• **EXERCISE DESCRIPTION**: Go through the listing and pick out each line with the word "慢病门诊" in it.

• **RECORDS SHOWN**:

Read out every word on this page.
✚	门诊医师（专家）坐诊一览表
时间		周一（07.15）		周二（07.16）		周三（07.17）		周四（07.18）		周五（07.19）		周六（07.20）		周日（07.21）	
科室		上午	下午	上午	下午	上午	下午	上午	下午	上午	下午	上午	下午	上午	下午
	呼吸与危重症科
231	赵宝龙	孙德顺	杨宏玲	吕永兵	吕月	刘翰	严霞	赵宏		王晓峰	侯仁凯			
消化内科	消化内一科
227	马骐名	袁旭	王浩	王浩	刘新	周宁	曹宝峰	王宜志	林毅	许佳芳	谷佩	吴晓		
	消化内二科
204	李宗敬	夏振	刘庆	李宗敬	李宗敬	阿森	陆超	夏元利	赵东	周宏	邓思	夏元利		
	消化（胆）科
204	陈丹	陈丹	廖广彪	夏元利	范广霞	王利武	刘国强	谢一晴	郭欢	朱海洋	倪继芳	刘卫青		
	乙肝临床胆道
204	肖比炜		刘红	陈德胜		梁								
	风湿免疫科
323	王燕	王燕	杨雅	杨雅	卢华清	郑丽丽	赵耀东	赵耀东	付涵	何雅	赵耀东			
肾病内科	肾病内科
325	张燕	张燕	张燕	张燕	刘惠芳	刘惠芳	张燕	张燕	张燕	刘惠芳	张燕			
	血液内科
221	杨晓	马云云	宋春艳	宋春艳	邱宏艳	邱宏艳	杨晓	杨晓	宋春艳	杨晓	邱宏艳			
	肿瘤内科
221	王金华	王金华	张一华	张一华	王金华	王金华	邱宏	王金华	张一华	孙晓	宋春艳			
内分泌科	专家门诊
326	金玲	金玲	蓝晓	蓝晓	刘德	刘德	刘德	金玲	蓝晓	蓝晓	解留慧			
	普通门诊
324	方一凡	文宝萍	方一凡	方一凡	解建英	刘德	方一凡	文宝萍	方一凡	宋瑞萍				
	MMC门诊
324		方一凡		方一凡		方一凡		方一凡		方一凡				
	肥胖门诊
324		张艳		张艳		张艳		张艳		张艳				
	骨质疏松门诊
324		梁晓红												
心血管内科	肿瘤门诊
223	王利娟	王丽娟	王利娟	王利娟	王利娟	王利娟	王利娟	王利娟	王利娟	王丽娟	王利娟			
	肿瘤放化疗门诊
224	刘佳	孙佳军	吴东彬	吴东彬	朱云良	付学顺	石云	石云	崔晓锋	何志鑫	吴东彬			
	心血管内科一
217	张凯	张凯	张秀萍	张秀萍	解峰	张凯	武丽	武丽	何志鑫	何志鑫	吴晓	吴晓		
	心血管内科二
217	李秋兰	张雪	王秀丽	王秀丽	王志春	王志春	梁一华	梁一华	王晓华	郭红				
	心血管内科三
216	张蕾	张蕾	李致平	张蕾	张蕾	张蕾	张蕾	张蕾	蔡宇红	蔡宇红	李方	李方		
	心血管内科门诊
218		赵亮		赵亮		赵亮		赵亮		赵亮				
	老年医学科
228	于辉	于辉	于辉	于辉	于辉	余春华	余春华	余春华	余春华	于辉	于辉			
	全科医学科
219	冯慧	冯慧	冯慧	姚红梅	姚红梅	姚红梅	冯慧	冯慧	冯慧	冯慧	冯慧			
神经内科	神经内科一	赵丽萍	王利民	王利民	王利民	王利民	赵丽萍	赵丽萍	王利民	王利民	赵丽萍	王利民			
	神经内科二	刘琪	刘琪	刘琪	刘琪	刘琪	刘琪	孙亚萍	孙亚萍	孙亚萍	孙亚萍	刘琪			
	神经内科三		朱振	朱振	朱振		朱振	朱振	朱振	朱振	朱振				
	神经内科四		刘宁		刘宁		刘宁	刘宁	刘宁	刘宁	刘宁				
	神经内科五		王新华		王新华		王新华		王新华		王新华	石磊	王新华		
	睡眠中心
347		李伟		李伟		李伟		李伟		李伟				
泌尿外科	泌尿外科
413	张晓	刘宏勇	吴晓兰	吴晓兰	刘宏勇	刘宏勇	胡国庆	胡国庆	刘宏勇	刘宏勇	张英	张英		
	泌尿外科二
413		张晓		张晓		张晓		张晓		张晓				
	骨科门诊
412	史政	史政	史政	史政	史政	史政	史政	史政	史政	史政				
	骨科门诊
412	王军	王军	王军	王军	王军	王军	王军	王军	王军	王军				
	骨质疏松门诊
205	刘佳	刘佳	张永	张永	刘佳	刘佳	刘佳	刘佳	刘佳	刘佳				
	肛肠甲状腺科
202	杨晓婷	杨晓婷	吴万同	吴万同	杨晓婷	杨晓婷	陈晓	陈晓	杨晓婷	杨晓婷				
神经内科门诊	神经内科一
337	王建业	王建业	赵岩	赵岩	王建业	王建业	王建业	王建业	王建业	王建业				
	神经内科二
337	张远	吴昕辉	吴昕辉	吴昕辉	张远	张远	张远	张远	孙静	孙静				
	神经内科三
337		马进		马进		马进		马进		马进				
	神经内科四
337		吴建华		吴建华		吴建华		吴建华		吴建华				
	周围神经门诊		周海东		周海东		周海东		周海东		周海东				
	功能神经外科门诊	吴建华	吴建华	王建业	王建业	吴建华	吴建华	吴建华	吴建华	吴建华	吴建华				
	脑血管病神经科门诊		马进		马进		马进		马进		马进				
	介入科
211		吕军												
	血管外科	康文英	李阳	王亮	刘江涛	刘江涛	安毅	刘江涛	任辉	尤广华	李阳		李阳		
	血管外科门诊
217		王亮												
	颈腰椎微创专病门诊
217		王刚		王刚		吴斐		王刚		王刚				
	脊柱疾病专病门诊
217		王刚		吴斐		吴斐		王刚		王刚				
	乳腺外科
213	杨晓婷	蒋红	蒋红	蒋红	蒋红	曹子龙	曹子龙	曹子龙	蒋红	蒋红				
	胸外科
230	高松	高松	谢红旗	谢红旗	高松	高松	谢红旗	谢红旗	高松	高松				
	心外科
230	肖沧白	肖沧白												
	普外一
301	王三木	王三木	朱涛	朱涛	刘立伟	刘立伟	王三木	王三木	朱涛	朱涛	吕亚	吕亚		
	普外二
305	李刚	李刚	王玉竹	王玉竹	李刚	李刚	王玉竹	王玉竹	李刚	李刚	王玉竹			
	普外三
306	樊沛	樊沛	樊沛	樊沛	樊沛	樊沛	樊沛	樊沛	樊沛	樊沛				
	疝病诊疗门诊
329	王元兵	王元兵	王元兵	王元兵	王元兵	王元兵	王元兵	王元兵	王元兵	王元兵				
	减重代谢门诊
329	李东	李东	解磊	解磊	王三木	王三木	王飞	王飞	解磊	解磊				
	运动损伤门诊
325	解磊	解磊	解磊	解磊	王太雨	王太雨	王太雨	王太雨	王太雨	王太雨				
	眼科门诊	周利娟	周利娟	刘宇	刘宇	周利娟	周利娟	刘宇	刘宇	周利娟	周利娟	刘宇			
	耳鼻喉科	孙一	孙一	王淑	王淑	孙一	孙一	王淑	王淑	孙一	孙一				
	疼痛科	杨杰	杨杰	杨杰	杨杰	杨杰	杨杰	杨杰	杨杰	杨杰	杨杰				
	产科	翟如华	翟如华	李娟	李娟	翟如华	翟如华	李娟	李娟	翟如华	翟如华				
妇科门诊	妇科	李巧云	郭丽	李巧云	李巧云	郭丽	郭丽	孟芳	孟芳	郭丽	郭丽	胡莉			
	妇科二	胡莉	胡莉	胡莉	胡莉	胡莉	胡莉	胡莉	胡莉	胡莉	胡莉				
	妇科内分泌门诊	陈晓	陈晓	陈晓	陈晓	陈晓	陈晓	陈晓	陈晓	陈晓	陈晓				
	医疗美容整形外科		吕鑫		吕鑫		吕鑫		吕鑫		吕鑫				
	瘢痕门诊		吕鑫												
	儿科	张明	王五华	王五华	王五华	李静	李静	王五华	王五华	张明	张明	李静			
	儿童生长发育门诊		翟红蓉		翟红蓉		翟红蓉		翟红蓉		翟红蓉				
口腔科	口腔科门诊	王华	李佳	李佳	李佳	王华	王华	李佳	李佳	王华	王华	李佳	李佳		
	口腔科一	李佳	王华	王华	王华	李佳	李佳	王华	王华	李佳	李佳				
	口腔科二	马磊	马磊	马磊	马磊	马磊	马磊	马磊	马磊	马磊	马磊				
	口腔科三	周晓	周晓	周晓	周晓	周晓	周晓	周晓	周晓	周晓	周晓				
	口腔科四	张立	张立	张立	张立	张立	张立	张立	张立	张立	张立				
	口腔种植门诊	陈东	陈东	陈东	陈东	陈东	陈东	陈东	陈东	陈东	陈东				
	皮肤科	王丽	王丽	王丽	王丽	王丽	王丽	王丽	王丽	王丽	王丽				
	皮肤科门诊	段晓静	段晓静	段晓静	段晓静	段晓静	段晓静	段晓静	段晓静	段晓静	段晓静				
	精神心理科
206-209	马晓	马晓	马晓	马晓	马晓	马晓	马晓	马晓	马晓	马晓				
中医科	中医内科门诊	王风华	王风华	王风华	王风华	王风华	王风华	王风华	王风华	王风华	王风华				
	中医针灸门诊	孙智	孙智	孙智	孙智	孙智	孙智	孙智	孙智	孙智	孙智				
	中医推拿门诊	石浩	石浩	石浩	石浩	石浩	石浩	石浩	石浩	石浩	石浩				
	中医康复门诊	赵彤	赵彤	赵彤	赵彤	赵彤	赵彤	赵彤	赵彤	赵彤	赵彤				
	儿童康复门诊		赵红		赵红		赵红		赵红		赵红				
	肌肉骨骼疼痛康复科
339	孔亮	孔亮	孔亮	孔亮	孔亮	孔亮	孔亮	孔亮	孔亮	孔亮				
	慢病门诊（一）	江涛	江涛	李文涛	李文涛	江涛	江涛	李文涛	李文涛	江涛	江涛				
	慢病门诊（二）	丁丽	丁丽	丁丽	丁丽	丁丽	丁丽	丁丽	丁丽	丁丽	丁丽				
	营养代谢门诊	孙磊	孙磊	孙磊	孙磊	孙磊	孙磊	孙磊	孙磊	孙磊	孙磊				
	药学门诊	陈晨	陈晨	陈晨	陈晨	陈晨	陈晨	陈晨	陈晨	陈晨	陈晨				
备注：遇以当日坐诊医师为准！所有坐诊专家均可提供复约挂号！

• **REPLY**:
	慢病门诊（一）	江涛	江涛	李文涛	李文涛	江涛	江涛	李文涛	李文涛	江涛	江涛				
	慢病门诊（二）	丁丽	丁丽	丁丽	丁丽	丁丽	丁丽	丁丽	丁丽	丁丽	丁丽				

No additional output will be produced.